— GIVEN DATA —
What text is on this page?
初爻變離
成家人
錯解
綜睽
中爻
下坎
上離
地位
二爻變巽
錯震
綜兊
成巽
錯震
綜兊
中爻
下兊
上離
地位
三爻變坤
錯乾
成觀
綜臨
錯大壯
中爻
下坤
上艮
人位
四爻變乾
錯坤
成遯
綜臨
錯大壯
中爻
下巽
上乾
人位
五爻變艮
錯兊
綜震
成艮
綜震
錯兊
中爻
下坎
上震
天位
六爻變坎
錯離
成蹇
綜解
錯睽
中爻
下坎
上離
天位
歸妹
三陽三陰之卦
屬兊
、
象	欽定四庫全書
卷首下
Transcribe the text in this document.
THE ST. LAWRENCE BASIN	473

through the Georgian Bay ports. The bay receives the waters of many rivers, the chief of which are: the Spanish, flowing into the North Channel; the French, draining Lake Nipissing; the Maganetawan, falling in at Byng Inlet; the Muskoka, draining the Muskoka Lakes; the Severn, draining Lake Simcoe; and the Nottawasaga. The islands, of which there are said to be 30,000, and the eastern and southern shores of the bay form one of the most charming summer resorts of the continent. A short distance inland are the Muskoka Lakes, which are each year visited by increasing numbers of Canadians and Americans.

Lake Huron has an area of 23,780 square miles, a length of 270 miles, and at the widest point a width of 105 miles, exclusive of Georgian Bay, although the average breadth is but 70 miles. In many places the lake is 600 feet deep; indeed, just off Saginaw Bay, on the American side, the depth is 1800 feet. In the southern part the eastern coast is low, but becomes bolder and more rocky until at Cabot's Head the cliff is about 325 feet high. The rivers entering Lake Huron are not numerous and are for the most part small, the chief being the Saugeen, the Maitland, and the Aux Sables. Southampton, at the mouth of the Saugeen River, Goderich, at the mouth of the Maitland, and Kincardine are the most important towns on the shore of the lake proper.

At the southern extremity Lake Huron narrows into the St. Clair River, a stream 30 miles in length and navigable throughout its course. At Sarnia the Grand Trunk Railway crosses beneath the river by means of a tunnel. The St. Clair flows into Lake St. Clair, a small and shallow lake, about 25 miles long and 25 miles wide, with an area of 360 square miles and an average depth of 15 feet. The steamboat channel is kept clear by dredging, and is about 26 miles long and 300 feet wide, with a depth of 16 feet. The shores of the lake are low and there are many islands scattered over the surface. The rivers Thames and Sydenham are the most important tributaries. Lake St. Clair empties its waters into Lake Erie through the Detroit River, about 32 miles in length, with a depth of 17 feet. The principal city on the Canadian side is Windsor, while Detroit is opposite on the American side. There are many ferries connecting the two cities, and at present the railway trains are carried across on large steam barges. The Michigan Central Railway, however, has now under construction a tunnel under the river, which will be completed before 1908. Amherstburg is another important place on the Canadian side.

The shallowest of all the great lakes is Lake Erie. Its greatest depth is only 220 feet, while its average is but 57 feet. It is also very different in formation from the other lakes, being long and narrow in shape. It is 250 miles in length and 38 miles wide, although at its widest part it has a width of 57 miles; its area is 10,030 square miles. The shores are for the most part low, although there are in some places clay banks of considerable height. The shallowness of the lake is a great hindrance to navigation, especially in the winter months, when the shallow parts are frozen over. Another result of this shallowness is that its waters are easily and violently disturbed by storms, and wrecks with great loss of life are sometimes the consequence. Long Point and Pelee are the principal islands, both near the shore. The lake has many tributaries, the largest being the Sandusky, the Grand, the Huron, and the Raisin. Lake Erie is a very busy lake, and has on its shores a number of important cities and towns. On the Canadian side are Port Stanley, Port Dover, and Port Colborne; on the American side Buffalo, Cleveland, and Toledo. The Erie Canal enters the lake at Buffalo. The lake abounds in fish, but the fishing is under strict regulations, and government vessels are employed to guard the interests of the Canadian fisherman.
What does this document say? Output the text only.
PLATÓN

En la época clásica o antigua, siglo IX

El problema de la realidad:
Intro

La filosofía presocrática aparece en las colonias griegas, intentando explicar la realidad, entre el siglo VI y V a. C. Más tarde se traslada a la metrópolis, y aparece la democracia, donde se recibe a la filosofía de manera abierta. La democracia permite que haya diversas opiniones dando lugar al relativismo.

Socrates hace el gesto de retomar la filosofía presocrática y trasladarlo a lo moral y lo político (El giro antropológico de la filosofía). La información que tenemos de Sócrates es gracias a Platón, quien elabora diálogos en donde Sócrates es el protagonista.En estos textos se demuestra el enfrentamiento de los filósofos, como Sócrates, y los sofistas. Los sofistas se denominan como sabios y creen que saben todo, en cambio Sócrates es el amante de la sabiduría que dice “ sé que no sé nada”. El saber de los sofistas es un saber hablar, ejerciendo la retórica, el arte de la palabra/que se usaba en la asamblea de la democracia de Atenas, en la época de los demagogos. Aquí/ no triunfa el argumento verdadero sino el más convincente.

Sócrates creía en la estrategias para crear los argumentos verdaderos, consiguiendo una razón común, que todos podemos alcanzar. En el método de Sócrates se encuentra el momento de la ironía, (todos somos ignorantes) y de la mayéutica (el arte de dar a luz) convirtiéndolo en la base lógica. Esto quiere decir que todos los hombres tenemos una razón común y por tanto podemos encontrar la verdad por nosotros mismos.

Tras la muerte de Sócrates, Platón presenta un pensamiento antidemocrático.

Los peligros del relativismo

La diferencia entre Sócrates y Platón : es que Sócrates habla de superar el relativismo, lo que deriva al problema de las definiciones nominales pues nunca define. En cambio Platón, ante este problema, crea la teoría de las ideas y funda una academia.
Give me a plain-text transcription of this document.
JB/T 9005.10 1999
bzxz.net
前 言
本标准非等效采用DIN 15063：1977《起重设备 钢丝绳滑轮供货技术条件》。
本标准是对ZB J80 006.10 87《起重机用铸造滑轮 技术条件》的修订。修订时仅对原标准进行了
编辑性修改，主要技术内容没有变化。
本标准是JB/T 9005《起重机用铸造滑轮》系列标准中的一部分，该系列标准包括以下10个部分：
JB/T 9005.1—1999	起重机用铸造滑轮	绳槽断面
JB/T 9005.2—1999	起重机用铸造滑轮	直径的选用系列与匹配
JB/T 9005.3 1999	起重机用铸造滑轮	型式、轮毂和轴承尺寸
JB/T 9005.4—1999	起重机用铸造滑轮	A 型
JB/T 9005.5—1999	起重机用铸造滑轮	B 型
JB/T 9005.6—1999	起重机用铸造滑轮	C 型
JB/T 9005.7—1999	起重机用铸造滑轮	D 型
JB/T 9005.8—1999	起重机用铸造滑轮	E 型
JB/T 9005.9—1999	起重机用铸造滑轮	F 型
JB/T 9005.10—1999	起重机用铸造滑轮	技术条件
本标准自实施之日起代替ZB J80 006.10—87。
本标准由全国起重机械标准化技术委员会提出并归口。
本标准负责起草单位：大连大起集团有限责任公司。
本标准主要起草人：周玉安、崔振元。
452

— TASK STATEMENT —
Write the material out again word for word.

— RESULT BELOW —
What text is on this page?
初爻變離
成家人
錯解
綜睽
中爻
下坎
上離
地位
二爻變巽
錯震
綜兊
成巽
錯震
綜兊
中爻
下兊
上離
地位
三爻變坤
錯乾
成觀
綜臨
錯大壯
中爻
下坤
上艮
人位
四爻變乾
錯坤
成遯
綜臨
錯大壯
中爻
下巽
上乾
人位
五爻變艮
錯兊
綜震
成艮
綜震
錯兊
中爻
下坎
上震
天位
六爻變坎
錯離
成蹇
綜解
錯睽
中爻
下坎
上離
天位
歸妹
三陽三陰之卦
屬兊
、
象	欽定四庫全書
卷首下
Transcribe the text in this document.
THE ST. LAWRENCE BASIN	473

through the Georgian Bay ports. The bay receives the waters of many rivers, the chief of which are: the Spanish, flowing into the North Channel; the French, draining Lake Nipissing; the Maganetawan, falling in at Byng Inlet; the Muskoka, draining the Muskoka Lakes; the Severn, draining Lake Simcoe; and the Nottawasaga. The islands, of which there are said to be 30,000, and the eastern and southern shores of the bay form one of the most charming summer resorts of the continent. A short distance inland are the Muskoka Lakes, which are each year visited by increasing numbers of Canadians and Americans.

Lake Huron has an area of 23,780 square miles, a length of 270 miles, and at the widest point a width of 105 miles, exclusive of Georgian Bay, although the average breadth is but 70 miles. In many places the lake is 600 feet deep; indeed, just off Saginaw Bay, on the American side, the depth is 1800 feet. In the southern part the eastern coast is low, but becomes bolder and more rocky until at Cabot's Head the cliff is about 325 feet high. The rivers entering Lake Huron are not numerous and are for the most part small, the chief being the Saugeen, the Maitland, and the Aux Sables. Southampton, at the mouth of the Saugeen River, Goderich, at the mouth of the Maitland, and Kincardine are the most important towns on the shore of the lake proper.

At the southern extremity Lake Huron narrows into the St. Clair River, a stream 30 miles in length and navigable throughout its course. At Sarnia the Grand Trunk Railway crosses beneath the river by means of a tunnel. The St. Clair flows into Lake St. Clair, a small and shallow lake, about 25 miles long and 25 miles wide, with an area of 360 square miles and an average depth of 15 feet. The steamboat channel is kept clear by dredging, and is about 26 miles long and 300 feet wide, with a depth of 16 feet. The shores of the lake are low and there are many islands scattered over the surface. The rivers Thames and Sydenham are the most important tributaries. Lake St. Clair empties its waters into Lake Erie through the Detroit River, about 32 miles in length, with a depth of 17 feet. The principal city on the Canadian side is Windsor, while Detroit is opposite on the American side. There are many ferries connecting the two cities, and at present the railway trains are carried across on large steam barges. The Michigan Central Railway, however, has now under construction a tunnel under the river, which will be completed before 1908. Amherstburg is another important place on the Canadian side.

The shallowest of all the great lakes is Lake Erie. Its greatest depth is only 220 feet, while its average is but 57 feet. It is also very different in formation from the other lakes, being long and narrow in shape. It is 250 miles in length and 38 miles wide, although at its widest part it has a width of 57 miles; its area is 10,030 square miles. The shores are for the most part low, although there are in some places clay banks of considerable height. The shallowness of the lake is a great hindrance to navigation, especially in the winter months, when the shallow parts are frozen over. Another result of this shallowness is that its waters are easily and violently disturbed by storms, and wrecks with great loss of life are sometimes the consequence. Long Point and Pelee are the principal islands, both near the shore. The lake has many tributaries, the largest being the Sandusky, the Grand, the Huron, and the Raisin. Lake Erie is a very busy lake, and has on its shores a number of important cities and towns. On the Canadian side are Port Stanley, Port Dover, and Port Colborne; on the American side Buffalo, Cleveland, and Toledo. The Erie Canal enters the lake at Buffalo. The lake abounds in fish, but the fishing is under strict regulations, and government vessels are employed to guard the interests of the Canadian fisherman.
What does this document say? Output the text only.
PLATÓN

En la época clásica o antigua, siglo IX

El problema de la realidad:
Intro

La filosofía presocrática aparece en las colonias griegas, intentando explicar la realidad, entre el siglo VI y V a. C. Más tarde se traslada a la metrópolis, y aparece la democracia, donde se recibe a la filosofía de manera abierta. La democracia permite que haya diversas opiniones dando lugar al relativismo.

Socrates hace el gesto de retomar la filosofía presocrática y trasladarlo a lo moral y lo político (El giro antropológico de la filosofía). La información que tenemos de Sócrates es gracias a Platón, quien elabora diálogos en donde Sócrates es el protagonista.En estos textos se demuestra el enfrentamiento de los filósofos, como Sócrates, y los sofistas. Los sofistas se denominan como sabios y creen que saben todo, en cambio Sócrates es el amante de la sabiduría que dice “ sé que no sé nada”. El saber de los sofistas es un saber hablar, ejerciendo la retórica, el arte de la palabra/que se usaba en la asamblea de la democracia de Atenas, en la época de los demagogos. Aquí/ no triunfa el argumento verdadero sino el más convincente.

Sócrates creía en la estrategias para crear los argumentos verdaderos, consiguiendo una razón común, que todos podemos alcanzar. En el método de Sócrates se encuentra el momento de la ironía, (todos somos ignorantes) y de la mayéutica (el arte de dar a luz) convirtiéndolo en la base lógica. Esto quiere decir que todos los hombres tenemos una razón común y por tanto podemos encontrar la verdad por nosotros mismos.

Tras la muerte de Sócrates, Platón presenta un pensamiento antidemocrático.

Los peligros del relativismo

La diferencia entre Sócrates y Platón : es que Sócrates habla de superar el relativismo, lo que deriva al problema de las definiciones nominales pues nunca define. En cambio Platón, ante este problema, crea la teoría de las ideas y funda una academia.
Give me a plain-text transcription of this document.
JB/T 9005.10 1999
bzxz.net
前 言
本标准非等效采用DIN 15063：1977《起重设备 钢丝绳滑轮供货技术条件》。
本标准是对ZB J80 006.10 87《起重机用铸造滑轮 技术条件》的修订。修订时仅对原标准进行了
编辑性修改，主要技术内容没有变化。
本标准是JB/T 9005《起重机用铸造滑轮》系列标准中的一部分，该系列标准包括以下10个部分：
JB/T 9005.1—1999	起重机用铸造滑轮	绳槽断面
JB/T 9005.2—1999	起重机用铸造滑轮	直径的选用系列与匹配
JB/T 9005.3 1999	起重机用铸造滑轮	型式、轮毂和轴承尺寸
JB/T 9005.4—1999	起重机用铸造滑轮	A 型
JB/T 9005.5—1999	起重机用铸造滑轮	B 型
JB/T 9005.6—1999	起重机用铸造滑轮	C 型
JB/T 9005.7—1999	起重机用铸造滑轮	D 型
JB/T 9005.8—1999	起重机用铸造滑轮	E 型
JB/T 9005.9—1999	起重机用铸造滑轮	F 型
JB/T 9005.10—1999	起重机用铸造滑轮	技术条件
本标准自实施之日起代替ZB J80 006.10—87。
本标准由全国起重机械标准化技术委员会提出并归口。
本标准负责起草单位：大连大起集团有限责任公司。
本标准主要起草人：周玉安、崔振元。
452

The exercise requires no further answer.